>> Start Data rows

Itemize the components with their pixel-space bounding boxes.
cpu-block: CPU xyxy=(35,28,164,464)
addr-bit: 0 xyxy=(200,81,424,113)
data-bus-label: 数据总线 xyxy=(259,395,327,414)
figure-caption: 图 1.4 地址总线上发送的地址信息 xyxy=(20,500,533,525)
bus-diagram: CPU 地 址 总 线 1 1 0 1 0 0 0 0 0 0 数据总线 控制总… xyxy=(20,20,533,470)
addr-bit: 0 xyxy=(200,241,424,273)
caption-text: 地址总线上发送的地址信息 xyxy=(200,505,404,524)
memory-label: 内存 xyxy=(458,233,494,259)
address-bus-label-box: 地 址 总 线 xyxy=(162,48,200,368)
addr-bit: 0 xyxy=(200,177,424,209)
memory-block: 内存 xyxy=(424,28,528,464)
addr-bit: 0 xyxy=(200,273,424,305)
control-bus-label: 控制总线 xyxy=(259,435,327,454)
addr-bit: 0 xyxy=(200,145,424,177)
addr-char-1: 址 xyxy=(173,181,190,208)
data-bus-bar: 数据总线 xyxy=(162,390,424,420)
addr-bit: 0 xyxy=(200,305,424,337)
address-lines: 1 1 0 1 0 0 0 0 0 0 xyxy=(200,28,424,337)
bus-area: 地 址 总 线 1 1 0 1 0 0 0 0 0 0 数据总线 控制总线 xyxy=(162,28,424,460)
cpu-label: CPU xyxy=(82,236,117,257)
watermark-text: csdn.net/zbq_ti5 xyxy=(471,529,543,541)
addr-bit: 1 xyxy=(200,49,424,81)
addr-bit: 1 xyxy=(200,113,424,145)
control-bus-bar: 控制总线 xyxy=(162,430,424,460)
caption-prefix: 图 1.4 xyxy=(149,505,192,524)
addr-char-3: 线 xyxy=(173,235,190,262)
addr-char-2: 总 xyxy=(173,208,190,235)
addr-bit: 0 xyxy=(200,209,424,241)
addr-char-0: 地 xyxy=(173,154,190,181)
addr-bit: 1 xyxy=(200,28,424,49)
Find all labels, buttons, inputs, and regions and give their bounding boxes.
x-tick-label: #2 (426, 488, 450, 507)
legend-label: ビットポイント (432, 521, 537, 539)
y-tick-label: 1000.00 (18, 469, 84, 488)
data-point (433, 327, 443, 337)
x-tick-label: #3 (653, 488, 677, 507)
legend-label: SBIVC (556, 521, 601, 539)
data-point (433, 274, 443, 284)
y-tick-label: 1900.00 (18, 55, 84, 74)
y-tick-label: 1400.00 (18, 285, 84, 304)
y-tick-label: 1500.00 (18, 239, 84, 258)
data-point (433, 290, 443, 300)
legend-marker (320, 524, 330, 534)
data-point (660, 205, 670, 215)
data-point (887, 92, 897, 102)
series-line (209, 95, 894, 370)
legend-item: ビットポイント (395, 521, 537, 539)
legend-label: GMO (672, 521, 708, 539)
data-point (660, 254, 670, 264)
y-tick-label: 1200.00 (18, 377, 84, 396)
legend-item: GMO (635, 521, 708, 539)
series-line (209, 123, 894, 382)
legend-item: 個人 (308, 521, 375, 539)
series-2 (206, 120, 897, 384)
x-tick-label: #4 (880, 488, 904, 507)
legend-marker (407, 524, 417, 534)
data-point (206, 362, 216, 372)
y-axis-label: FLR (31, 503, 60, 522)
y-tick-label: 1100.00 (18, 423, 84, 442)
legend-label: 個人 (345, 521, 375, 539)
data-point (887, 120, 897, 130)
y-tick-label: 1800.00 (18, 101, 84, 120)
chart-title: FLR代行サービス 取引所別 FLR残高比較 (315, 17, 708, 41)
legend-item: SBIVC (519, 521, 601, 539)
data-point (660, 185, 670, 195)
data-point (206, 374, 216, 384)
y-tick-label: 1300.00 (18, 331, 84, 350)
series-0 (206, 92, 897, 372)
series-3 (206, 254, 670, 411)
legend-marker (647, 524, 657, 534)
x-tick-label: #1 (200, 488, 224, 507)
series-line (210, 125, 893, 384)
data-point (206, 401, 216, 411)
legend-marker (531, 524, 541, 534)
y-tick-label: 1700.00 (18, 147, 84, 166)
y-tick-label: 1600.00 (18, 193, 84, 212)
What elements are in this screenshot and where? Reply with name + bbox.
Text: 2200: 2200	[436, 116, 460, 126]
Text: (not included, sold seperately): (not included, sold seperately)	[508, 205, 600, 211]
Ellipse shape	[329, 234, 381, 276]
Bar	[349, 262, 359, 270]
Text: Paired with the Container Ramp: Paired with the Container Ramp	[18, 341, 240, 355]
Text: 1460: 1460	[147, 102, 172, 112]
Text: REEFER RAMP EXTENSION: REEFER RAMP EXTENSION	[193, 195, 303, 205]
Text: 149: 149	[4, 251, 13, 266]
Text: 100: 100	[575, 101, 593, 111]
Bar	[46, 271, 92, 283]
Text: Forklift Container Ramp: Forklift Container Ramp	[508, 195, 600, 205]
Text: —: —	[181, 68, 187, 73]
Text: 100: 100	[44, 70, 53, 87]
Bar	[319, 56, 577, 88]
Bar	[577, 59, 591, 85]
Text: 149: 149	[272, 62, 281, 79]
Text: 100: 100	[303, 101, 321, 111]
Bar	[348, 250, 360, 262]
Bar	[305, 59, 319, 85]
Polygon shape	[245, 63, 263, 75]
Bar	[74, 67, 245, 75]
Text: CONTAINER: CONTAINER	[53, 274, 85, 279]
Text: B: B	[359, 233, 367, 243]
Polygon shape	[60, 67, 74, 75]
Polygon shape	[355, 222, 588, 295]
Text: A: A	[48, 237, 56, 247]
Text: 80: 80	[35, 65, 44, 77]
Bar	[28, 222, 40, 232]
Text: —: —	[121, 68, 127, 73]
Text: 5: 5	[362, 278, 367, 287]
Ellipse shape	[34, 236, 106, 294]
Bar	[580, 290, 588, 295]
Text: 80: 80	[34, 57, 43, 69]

>> End Data rows

— Given task —
Write out every line of the listing above without changing anything.

— Final answer —
Itemize the components with their pixel-space bounding boxes.
cpu-block: CPU xyxy=(35,28,164,464)
addr-bit: 0 xyxy=(200,81,424,113)
data-bus-label: 数据总线 xyxy=(259,395,327,414)
figure-caption: 图 1.4 地址总线上发送的地址信息 xyxy=(20,500,533,525)
bus-diagram: CPU 地 址 总 线 1 1 0 1 0 0 0 0 0 0 数据总线 控制总… xyxy=(20,20,533,470)
addr-bit: 0 xyxy=(200,241,424,273)
caption-text: 地址总线上发送的地址信息 xyxy=(200,505,404,524)
memory-label: 内存 xyxy=(458,233,494,259)
address-bus-label-box: 地 址 总 线 xyxy=(162,48,200,368)
addr-bit: 0 xyxy=(200,177,424,209)
memory-block: 内存 xyxy=(424,28,528,464)
addr-bit: 0 xyxy=(200,273,424,305)
control-bus-label: 控制总线 xyxy=(259,435,327,454)
addr-bit: 0 xyxy=(200,145,424,177)
addr-char-1: 址 xyxy=(173,181,190,208)
data-bus-bar: 数据总线 xyxy=(162,390,424,420)
addr-bit: 0 xyxy=(200,305,424,337)
address-lines: 1 1 0 1 0 0 0 0 0 0 xyxy=(200,28,424,337)
bus-area: 地 址 总 线 1 1 0 1 0 0 0 0 0 0 数据总线 控制总线 xyxy=(162,28,424,460)
cpu-label: CPU xyxy=(82,236,117,257)
watermark-text: csdn.net/zbq_ti5 xyxy=(471,529,543,541)
addr-bit: 1 xyxy=(200,49,424,81)
addr-bit: 1 xyxy=(200,113,424,145)
control-bus-bar: 控制总线 xyxy=(162,430,424,460)
caption-prefix: 图 1.4 xyxy=(149,505,192,524)
addr-char-3: 线 xyxy=(173,235,190,262)
addr-char-2: 总 xyxy=(173,208,190,235)
addr-bit: 0 xyxy=(200,209,424,241)
addr-char-0: 地 xyxy=(173,154,190,181)
addr-bit: 1 xyxy=(200,28,424,49)
Find all labels, buttons, inputs, and regions and give their bounding boxes.
x-tick-label: #2 (426, 488, 450, 507)
legend-label: ビットポイント (432, 521, 537, 539)
y-tick-label: 1000.00 (18, 469, 84, 488)
data-point (433, 327, 443, 337)
x-tick-label: #3 (653, 488, 677, 507)
legend-label: SBIVC (556, 521, 601, 539)
data-point (433, 274, 443, 284)
y-tick-label: 1900.00 (18, 55, 84, 74)
y-tick-label: 1400.00 (18, 285, 84, 304)
y-tick-label: 1500.00 (18, 239, 84, 258)
data-point (433, 290, 443, 300)
legend-marker (320, 524, 330, 534)
data-point (660, 205, 670, 215)
data-point (887, 92, 897, 102)
series-line (209, 95, 894, 370)
legend-item: ビットポイント (395, 521, 537, 539)
legend-label: GMO (672, 521, 708, 539)
data-point (660, 254, 670, 264)
y-tick-label: 1200.00 (18, 377, 84, 396)
legend-item: GMO (635, 521, 708, 539)
series-line (209, 123, 894, 382)
legend-item: 個人 (308, 521, 375, 539)
series-2 (206, 120, 897, 384)
x-tick-label: #4 (880, 488, 904, 507)
legend-marker (407, 524, 417, 534)
data-point (206, 362, 216, 372)
y-axis-label: FLR (31, 503, 60, 522)
y-tick-label: 1100.00 (18, 423, 84, 442)
legend-label: 個人 (345, 521, 375, 539)
data-point (887, 120, 897, 130)
y-tick-label: 1800.00 (18, 101, 84, 120)
chart-title: FLR代行サービス 取引所別 FLR残高比較 (315, 17, 708, 41)
legend-item: SBIVC (519, 521, 601, 539)
data-point (660, 185, 670, 195)
data-point (206, 374, 216, 384)
y-tick-label: 1300.00 (18, 331, 84, 350)
series-0 (206, 92, 897, 372)
series-3 (206, 254, 670, 411)
legend-marker (647, 524, 657, 534)
x-tick-label: #1 (200, 488, 224, 507)
series-line (210, 125, 893, 384)
data-point (206, 401, 216, 411)
legend-marker (531, 524, 541, 534)
y-tick-label: 1700.00 (18, 147, 84, 166)
y-tick-label: 1600.00 (18, 193, 84, 212)
What elements are in this screenshot and where? Reply with name + bbox.
Text: 2200: 2200	[436, 116, 460, 126]
Text: (not included, sold seperately): (not included, sold seperately)	[508, 205, 600, 211]
Ellipse shape	[329, 234, 381, 276]
Bar	[349, 262, 359, 270]
Text: Paired with the Container Ramp: Paired with the Container Ramp	[18, 341, 240, 355]
Text: 1460: 1460	[147, 102, 172, 112]
Text: REEFER RAMP EXTENSION: REEFER RAMP EXTENSION	[193, 195, 303, 205]
Text: 149: 149	[4, 251, 13, 266]
Text: 100: 100	[575, 101, 593, 111]
Bar	[46, 271, 92, 283]
Text: Forklift Container Ramp: Forklift Container Ramp	[508, 195, 600, 205]
Text: —: —	[181, 68, 187, 73]
Text: 100: 100	[44, 70, 53, 87]
Bar	[319, 56, 577, 88]
Bar	[577, 59, 591, 85]
Text: 149: 149	[272, 62, 281, 79]
Text: 100: 100	[303, 101, 321, 111]
Bar	[348, 250, 360, 262]
Bar	[305, 59, 319, 85]
Polygon shape	[245, 63, 263, 75]
Bar	[74, 67, 245, 75]
Text: CONTAINER: CONTAINER	[53, 274, 85, 279]
Text: B: B	[359, 233, 367, 243]
Polygon shape	[60, 67, 74, 75]
Polygon shape	[355, 222, 588, 295]
Text: A: A	[48, 237, 56, 247]
Text: 80: 80	[35, 65, 44, 77]
Bar	[28, 222, 40, 232]
Text: —: —	[121, 68, 127, 73]
Text: 5: 5	[362, 278, 367, 287]
Ellipse shape	[34, 236, 106, 294]
Bar	[580, 290, 588, 295]
Text: 80: 80	[34, 57, 43, 69]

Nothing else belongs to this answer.